GIVEN REQUEST
Write out the entire listing below exactly, with the pictures left out.

RECORDS FOR THE EXERCISE
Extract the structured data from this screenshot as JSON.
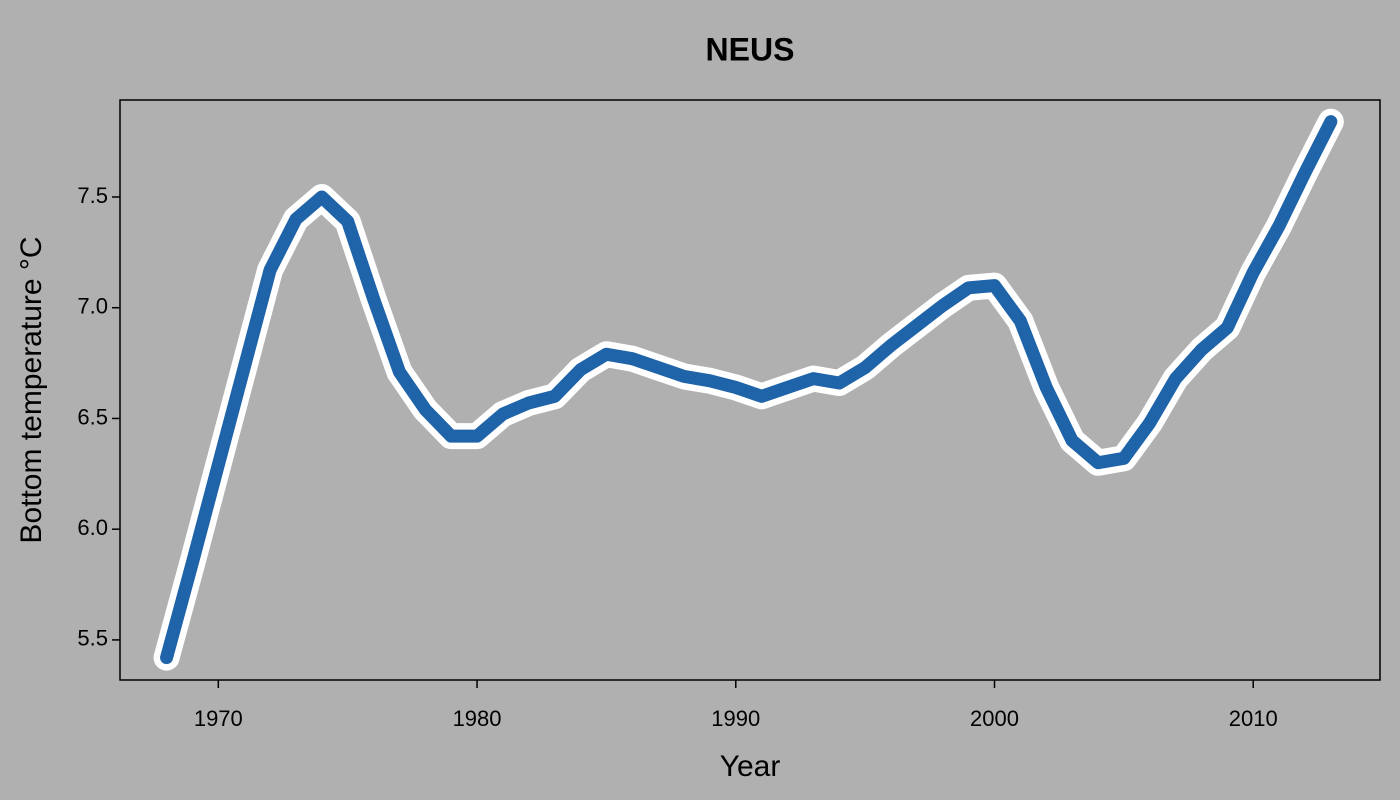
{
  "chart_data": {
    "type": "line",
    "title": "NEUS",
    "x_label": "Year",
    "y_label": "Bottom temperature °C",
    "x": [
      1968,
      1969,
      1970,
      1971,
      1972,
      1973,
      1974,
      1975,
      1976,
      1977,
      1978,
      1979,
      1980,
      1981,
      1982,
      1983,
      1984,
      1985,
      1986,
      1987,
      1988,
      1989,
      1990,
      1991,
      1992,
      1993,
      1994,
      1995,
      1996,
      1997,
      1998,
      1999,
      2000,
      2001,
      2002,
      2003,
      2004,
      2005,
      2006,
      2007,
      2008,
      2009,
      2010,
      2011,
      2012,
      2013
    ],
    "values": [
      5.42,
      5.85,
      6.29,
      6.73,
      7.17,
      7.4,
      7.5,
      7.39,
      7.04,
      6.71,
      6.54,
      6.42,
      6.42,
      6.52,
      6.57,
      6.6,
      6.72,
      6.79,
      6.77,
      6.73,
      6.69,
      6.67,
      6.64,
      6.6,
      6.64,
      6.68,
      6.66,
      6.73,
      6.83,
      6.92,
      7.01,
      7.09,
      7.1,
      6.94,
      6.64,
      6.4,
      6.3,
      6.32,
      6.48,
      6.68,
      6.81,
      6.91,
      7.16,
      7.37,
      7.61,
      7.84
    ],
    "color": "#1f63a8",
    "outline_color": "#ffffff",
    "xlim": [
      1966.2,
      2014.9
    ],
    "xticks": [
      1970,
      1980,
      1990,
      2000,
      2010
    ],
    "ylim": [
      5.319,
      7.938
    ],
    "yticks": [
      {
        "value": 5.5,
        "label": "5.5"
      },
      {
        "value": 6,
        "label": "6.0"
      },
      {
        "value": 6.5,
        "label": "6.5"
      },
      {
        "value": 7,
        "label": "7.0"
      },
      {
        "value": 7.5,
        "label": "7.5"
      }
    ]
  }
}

THE OUTPUT
Extract the structured data from this screenshot as JSON.
{
  "chart_data": {
    "type": "line",
    "title": "NEUS",
    "x_label": "Year",
    "y_label": "Bottom temperature °C",
    "x": [
      1968,
      1969,
      1970,
      1971,
      1972,
      1973,
      1974,
      1975,
      1976,
      1977,
      1978,
      1979,
      1980,
      1981,
      1982,
      1983,
      1984,
      1985,
      1986,
      1987,
      1988,
      1989,
      1990,
      1991,
      1992,
      1993,
      1994,
      1995,
      1996,
      1997,
      1998,
      1999,
      2000,
      2001,
      2002,
      2003,
      2004,
      2005,
      2006,
      2007,
      2008,
      2009,
      2010,
      2011,
      2012,
      2013
    ],
    "values": [
      5.42,
      5.85,
      6.29,
      6.73,
      7.17,
      7.4,
      7.5,
      7.39,
      7.04,
      6.71,
      6.54,
      6.42,
      6.42,
      6.52,
      6.57,
      6.6,
      6.72,
      6.79,
      6.77,
      6.73,
      6.69,
      6.67,
      6.64,
      6.6,
      6.64,
      6.68,
      6.66,
      6.73,
      6.83,
      6.92,
      7.01,
      7.09,
      7.1,
      6.94,
      6.64,
      6.4,
      6.3,
      6.32,
      6.48,
      6.68,
      6.81,
      6.91,
      7.16,
      7.37,
      7.61,
      7.84
    ],
    "color": "#1f63a8",
    "outline_color": "#ffffff",
    "xlim": [
      1966.2,
      2014.9
    ],
    "xticks": [
      1970,
      1980,
      1990,
      2000,
      2010
    ],
    "ylim": [
      5.319,
      7.938
    ],
    "yticks": [
      {
        "value": 5.5,
        "label": "5.5"
      },
      {
        "value": 6,
        "label": "6.0"
      },
      {
        "value": 6.5,
        "label": "6.5"
      },
      {
        "value": 7,
        "label": "7.0"
      },
      {
        "value": 7.5,
        "label": "7.5"
      }
    ]
  }
}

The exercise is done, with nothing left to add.